Do this
Take all the material and copy it exactly.

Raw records
□ □ □ □ □ □ □
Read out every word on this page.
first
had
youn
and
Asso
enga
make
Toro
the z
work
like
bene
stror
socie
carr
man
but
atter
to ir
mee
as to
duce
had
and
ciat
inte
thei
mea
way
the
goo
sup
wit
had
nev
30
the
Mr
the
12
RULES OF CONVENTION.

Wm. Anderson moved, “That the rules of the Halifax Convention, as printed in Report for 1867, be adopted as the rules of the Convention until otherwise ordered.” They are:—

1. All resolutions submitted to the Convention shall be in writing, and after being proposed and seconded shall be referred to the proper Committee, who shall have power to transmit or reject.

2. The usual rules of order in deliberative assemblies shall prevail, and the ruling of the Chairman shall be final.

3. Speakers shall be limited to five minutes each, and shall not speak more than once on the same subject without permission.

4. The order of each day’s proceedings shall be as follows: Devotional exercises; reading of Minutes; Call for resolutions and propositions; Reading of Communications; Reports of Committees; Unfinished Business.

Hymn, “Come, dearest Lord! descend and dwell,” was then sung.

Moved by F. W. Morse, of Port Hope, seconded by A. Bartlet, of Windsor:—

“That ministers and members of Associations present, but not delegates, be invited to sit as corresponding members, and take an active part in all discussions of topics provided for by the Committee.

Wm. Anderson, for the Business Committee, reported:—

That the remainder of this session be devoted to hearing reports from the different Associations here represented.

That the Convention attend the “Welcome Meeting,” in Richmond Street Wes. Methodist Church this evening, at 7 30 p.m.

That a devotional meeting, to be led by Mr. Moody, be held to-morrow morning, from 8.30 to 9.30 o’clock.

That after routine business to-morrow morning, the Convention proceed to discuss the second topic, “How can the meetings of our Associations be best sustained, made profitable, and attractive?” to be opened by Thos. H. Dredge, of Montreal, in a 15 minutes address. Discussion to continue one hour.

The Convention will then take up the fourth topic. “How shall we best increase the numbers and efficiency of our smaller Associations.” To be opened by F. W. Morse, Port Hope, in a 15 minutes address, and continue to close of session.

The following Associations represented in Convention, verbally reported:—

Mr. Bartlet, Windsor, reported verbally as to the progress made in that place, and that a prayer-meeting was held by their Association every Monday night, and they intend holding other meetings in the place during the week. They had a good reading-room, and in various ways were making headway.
□ □ □ □ □ □ □
Result
Read out every word on this page.
first
had
youn
and
Asso
enga
make
Toro
the z
work
like
bene
stror
socie
carr
man
but
atter
to ir
mee
as to
duce
had
and
ciat
inte
thei
mea
way
the
goo
sup
wit
had
nev
30
the
Mr
the
12
RULES OF CONVENTION.

Wm. Anderson moved, “That the rules of the Halifax Convention, as printed in Report for 1867, be adopted as the rules of the Convention until otherwise ordered.” They are:—

1. All resolutions submitted to the Convention shall be in writing, and after being proposed and seconded shall be referred to the proper Committee, who shall have power to transmit or reject.

2. The usual rules of order in deliberative assemblies shall prevail, and the ruling of the Chairman shall be final.

3. Speakers shall be limited to five minutes each, and shall not speak more than once on the same subject without permission.

4. The order of each day’s proceedings shall be as follows: Devotional exercises; reading of Minutes; Call for resolutions and propositions; Reading of Communications; Reports of Committees; Unfinished Business.

Hymn, “Come, dearest Lord! descend and dwell,” was then sung.

Moved by F. W. Morse, of Port Hope, seconded by A. Bartlet, of Windsor:—

“That ministers and members of Associations present, but not delegates, be invited to sit as corresponding members, and take an active part in all discussions of topics provided for by the Committee.

Wm. Anderson, for the Business Committee, reported:—

That the remainder of this session be devoted to hearing reports from the different Associations here represented.

That the Convention attend the “Welcome Meeting,” in Richmond Street Wes. Methodist Church this evening, at 7 30 p.m.

That a devotional meeting, to be led by Mr. Moody, be held to-morrow morning, from 8.30 to 9.30 o’clock.

That after routine business to-morrow morning, the Convention proceed to discuss the second topic, “How can the meetings of our Associations be best sustained, made profitable, and attractive?” to be opened by Thos. H. Dredge, of Montreal, in a 15 minutes address. Discussion to continue one hour.

The Convention will then take up the fourth topic. “How shall we best increase the numbers and efficiency of our smaller Associations.” To be opened by F. W. Morse, Port Hope, in a 15 minutes address, and continue to close of session.

The following Associations represented in Convention, verbally reported:—

Mr. Bartlet, Windsor, reported verbally as to the progress made in that place, and that a prayer-meeting was held by their Association every Monday night, and they intend holding other meetings in the place during the week. They had a good reading-room, and in various ways were making headway.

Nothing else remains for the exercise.